'''

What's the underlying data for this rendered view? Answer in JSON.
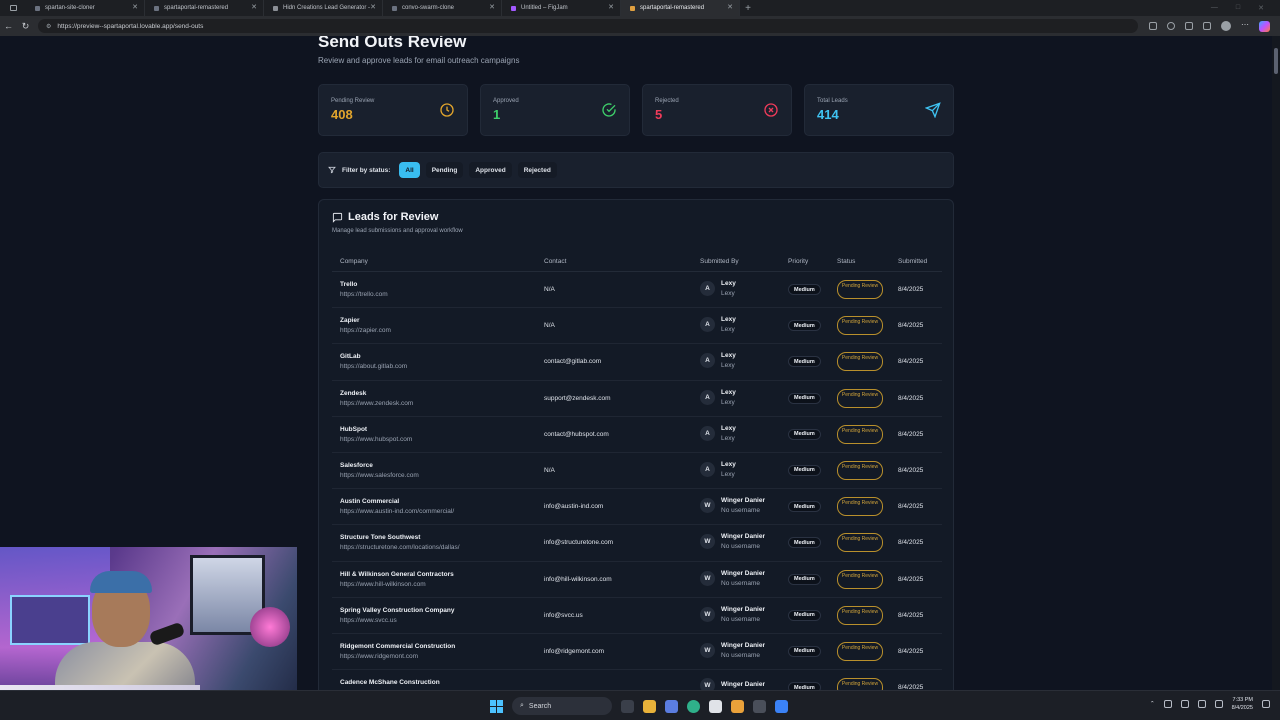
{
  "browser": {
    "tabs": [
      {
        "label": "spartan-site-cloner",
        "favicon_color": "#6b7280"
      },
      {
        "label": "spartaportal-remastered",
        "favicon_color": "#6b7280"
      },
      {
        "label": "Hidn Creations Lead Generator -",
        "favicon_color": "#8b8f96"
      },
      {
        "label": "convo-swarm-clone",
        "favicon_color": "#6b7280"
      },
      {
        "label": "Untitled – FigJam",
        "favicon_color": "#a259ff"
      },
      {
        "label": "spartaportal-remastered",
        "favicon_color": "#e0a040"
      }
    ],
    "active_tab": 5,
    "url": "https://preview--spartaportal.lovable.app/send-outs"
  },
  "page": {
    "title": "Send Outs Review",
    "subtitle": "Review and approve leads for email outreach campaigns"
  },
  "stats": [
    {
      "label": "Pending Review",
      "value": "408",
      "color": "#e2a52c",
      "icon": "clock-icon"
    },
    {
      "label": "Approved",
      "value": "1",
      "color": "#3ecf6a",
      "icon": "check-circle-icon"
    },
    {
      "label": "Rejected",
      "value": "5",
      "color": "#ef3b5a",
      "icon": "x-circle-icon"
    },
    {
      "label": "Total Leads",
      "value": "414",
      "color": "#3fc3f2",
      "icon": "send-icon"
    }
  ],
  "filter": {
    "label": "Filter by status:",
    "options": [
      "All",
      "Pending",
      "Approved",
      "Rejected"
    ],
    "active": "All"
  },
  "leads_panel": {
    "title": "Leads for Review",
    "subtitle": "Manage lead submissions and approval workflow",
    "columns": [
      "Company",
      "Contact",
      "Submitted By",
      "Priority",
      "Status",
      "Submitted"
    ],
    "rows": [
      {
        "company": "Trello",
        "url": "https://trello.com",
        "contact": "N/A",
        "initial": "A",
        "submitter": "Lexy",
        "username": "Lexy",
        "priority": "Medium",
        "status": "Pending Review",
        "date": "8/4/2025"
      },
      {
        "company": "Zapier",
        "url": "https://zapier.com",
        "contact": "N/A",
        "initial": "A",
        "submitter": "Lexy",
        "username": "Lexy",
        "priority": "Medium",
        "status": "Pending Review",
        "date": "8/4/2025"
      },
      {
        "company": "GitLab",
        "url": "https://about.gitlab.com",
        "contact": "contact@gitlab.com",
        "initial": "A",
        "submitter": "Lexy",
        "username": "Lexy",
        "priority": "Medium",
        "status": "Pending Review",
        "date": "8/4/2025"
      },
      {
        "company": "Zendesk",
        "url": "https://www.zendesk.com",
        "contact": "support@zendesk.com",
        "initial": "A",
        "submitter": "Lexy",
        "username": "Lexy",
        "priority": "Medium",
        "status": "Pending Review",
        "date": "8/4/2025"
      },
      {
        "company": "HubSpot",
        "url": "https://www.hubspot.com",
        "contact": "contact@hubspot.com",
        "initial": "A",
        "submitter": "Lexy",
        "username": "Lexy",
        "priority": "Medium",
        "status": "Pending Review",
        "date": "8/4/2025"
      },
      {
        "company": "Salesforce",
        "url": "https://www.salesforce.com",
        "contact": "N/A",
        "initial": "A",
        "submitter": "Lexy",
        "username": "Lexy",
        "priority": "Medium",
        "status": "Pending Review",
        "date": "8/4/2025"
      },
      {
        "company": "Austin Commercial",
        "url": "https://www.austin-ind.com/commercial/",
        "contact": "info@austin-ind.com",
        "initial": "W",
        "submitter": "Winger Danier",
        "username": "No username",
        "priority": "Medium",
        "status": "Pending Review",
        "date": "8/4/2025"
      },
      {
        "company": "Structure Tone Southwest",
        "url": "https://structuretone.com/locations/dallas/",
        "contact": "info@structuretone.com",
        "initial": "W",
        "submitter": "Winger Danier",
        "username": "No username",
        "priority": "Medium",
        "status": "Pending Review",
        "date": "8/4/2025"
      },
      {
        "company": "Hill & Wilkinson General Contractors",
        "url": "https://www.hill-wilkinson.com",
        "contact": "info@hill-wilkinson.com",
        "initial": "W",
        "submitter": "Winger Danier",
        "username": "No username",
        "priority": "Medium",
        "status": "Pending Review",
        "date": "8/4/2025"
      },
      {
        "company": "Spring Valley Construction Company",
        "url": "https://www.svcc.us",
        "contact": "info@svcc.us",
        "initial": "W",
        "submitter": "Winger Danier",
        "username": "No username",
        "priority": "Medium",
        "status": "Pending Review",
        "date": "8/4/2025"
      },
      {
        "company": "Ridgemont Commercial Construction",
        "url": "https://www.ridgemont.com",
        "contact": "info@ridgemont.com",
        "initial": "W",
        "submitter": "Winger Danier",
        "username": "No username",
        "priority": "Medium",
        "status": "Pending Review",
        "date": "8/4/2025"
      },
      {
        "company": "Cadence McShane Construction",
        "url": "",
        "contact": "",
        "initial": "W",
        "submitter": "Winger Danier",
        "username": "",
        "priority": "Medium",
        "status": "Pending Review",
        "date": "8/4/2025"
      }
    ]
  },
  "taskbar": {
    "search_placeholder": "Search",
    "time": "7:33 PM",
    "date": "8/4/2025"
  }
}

'''

Exercise instructions
Reproduce the whole listing word for word, setting aside any pictures.

Exercise result
What's the underlying data for this rendered view? Answer in JSON.
{
  "browser": {
    "tabs": [
      {
        "label": "spartan-site-cloner",
        "favicon_color": "#6b7280"
      },
      {
        "label": "spartaportal-remastered",
        "favicon_color": "#6b7280"
      },
      {
        "label": "Hidn Creations Lead Generator -",
        "favicon_color": "#8b8f96"
      },
      {
        "label": "convo-swarm-clone",
        "favicon_color": "#6b7280"
      },
      {
        "label": "Untitled – FigJam",
        "favicon_color": "#a259ff"
      },
      {
        "label": "spartaportal-remastered",
        "favicon_color": "#e0a040"
      }
    ],
    "active_tab": 5,
    "url": "https://preview--spartaportal.lovable.app/send-outs"
  },
  "page": {
    "title": "Send Outs Review",
    "subtitle": "Review and approve leads for email outreach campaigns"
  },
  "stats": [
    {
      "label": "Pending Review",
      "value": "408",
      "color": "#e2a52c",
      "icon": "clock-icon"
    },
    {
      "label": "Approved",
      "value": "1",
      "color": "#3ecf6a",
      "icon": "check-circle-icon"
    },
    {
      "label": "Rejected",
      "value": "5",
      "color": "#ef3b5a",
      "icon": "x-circle-icon"
    },
    {
      "label": "Total Leads",
      "value": "414",
      "color": "#3fc3f2",
      "icon": "send-icon"
    }
  ],
  "filter": {
    "label": "Filter by status:",
    "options": [
      "All",
      "Pending",
      "Approved",
      "Rejected"
    ],
    "active": "All"
  },
  "leads_panel": {
    "title": "Leads for Review",
    "subtitle": "Manage lead submissions and approval workflow",
    "columns": [
      "Company",
      "Contact",
      "Submitted By",
      "Priority",
      "Status",
      "Submitted"
    ],
    "rows": [
      {
        "company": "Trello",
        "url": "https://trello.com",
        "contact": "N/A",
        "initial": "A",
        "submitter": "Lexy",
        "username": "Lexy",
        "priority": "Medium",
        "status": "Pending Review",
        "date": "8/4/2025"
      },
      {
        "company": "Zapier",
        "url": "https://zapier.com",
        "contact": "N/A",
        "initial": "A",
        "submitter": "Lexy",
        "username": "Lexy",
        "priority": "Medium",
        "status": "Pending Review",
        "date": "8/4/2025"
      },
      {
        "company": "GitLab",
        "url": "https://about.gitlab.com",
        "contact": "contact@gitlab.com",
        "initial": "A",
        "submitter": "Lexy",
        "username": "Lexy",
        "priority": "Medium",
        "status": "Pending Review",
        "date": "8/4/2025"
      },
      {
        "company": "Zendesk",
        "url": "https://www.zendesk.com",
        "contact": "support@zendesk.com",
        "initial": "A",
        "submitter": "Lexy",
        "username": "Lexy",
        "priority": "Medium",
        "status": "Pending Review",
        "date": "8/4/2025"
      },
      {
        "company": "HubSpot",
        "url": "https://www.hubspot.com",
        "contact": "contact@hubspot.com",
        "initial": "A",
        "submitter": "Lexy",
        "username": "Lexy",
        "priority": "Medium",
        "status": "Pending Review",
        "date": "8/4/2025"
      },
      {
        "company": "Salesforce",
        "url": "https://www.salesforce.com",
        "contact": "N/A",
        "initial": "A",
        "submitter": "Lexy",
        "username": "Lexy",
        "priority": "Medium",
        "status": "Pending Review",
        "date": "8/4/2025"
      },
      {
        "company": "Austin Commercial",
        "url": "https://www.austin-ind.com/commercial/",
        "contact": "info@austin-ind.com",
        "initial": "W",
        "submitter": "Winger Danier",
        "username": "No username",
        "priority": "Medium",
        "status": "Pending Review",
        "date": "8/4/2025"
      },
      {
        "company": "Structure Tone Southwest",
        "url": "https://structuretone.com/locations/dallas/",
        "contact": "info@structuretone.com",
        "initial": "W",
        "submitter": "Winger Danier",
        "username": "No username",
        "priority": "Medium",
        "status": "Pending Review",
        "date": "8/4/2025"
      },
      {
        "company": "Hill & Wilkinson General Contractors",
        "url": "https://www.hill-wilkinson.com",
        "contact": "info@hill-wilkinson.com",
        "initial": "W",
        "submitter": "Winger Danier",
        "username": "No username",
        "priority": "Medium",
        "status": "Pending Review",
        "date": "8/4/2025"
      },
      {
        "company": "Spring Valley Construction Company",
        "url": "https://www.svcc.us",
        "contact": "info@svcc.us",
        "initial": "W",
        "submitter": "Winger Danier",
        "username": "No username",
        "priority": "Medium",
        "status": "Pending Review",
        "date": "8/4/2025"
      },
      {
        "company": "Ridgemont Commercial Construction",
        "url": "https://www.ridgemont.com",
        "contact": "info@ridgemont.com",
        "initial": "W",
        "submitter": "Winger Danier",
        "username": "No username",
        "priority": "Medium",
        "status": "Pending Review",
        "date": "8/4/2025"
      },
      {
        "company": "Cadence McShane Construction",
        "url": "",
        "contact": "",
        "initial": "W",
        "submitter": "Winger Danier",
        "username": "",
        "priority": "Medium",
        "status": "Pending Review",
        "date": "8/4/2025"
      }
    ]
  },
  "taskbar": {
    "search_placeholder": "Search",
    "time": "7:33 PM",
    "date": "8/4/2025"
  }
}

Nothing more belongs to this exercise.